What to produce ->
Find the lines holding the string "Computers" in the data, then copy all of them.

Data records ->
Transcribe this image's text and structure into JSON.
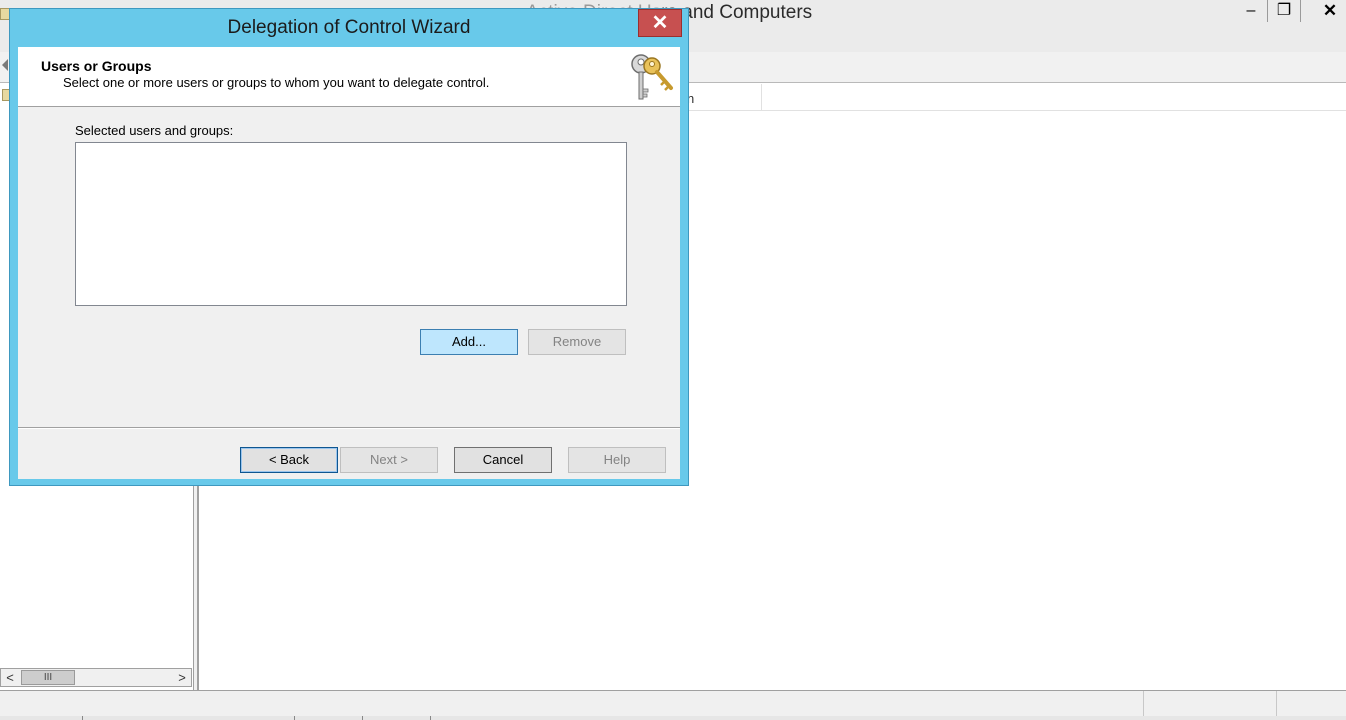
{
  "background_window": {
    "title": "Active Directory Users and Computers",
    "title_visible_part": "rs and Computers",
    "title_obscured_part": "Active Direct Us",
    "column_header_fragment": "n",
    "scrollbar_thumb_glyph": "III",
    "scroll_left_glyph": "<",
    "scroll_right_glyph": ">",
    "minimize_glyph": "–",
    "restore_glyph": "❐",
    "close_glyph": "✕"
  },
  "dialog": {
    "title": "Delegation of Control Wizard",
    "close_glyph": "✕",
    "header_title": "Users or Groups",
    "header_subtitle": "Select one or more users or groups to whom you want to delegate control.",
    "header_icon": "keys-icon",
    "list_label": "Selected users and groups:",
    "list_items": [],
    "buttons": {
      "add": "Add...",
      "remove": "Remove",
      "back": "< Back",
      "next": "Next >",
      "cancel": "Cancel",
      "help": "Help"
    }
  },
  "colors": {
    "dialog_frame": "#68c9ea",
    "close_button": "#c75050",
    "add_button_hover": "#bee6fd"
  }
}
--
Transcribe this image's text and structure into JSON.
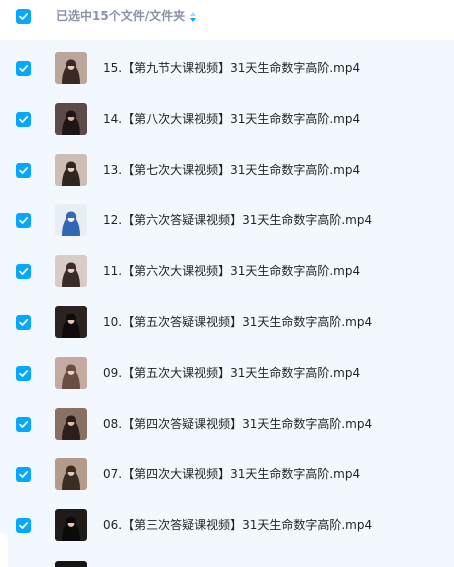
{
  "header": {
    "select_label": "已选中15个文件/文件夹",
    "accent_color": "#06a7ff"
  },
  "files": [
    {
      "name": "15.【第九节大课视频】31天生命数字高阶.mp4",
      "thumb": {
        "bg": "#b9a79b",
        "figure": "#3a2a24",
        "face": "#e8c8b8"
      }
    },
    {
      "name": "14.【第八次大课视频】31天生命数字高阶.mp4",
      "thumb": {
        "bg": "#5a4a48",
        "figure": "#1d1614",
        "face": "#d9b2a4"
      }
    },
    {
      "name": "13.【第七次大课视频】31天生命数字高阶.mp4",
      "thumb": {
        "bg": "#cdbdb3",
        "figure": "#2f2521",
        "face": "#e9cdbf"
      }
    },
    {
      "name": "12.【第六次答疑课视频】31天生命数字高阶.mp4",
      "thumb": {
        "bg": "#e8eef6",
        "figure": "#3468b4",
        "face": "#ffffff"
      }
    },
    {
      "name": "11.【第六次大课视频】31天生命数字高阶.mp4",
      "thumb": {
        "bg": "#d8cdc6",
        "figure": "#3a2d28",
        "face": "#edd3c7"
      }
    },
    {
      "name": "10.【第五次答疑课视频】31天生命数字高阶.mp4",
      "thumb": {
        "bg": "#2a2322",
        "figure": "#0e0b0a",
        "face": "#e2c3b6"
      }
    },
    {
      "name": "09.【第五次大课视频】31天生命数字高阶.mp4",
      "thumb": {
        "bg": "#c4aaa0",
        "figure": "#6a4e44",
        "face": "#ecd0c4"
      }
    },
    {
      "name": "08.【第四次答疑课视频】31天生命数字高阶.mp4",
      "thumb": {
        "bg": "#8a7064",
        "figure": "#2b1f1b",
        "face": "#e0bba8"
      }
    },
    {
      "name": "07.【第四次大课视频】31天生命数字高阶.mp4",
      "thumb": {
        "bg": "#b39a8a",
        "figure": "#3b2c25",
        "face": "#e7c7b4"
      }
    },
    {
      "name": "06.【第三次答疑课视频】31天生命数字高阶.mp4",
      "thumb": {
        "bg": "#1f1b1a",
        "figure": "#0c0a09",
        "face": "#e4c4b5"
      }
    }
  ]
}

Answer for this exercise ->
    "title": "Active Directory Users and Computers",
    "title_visible_part": "rs and Computers",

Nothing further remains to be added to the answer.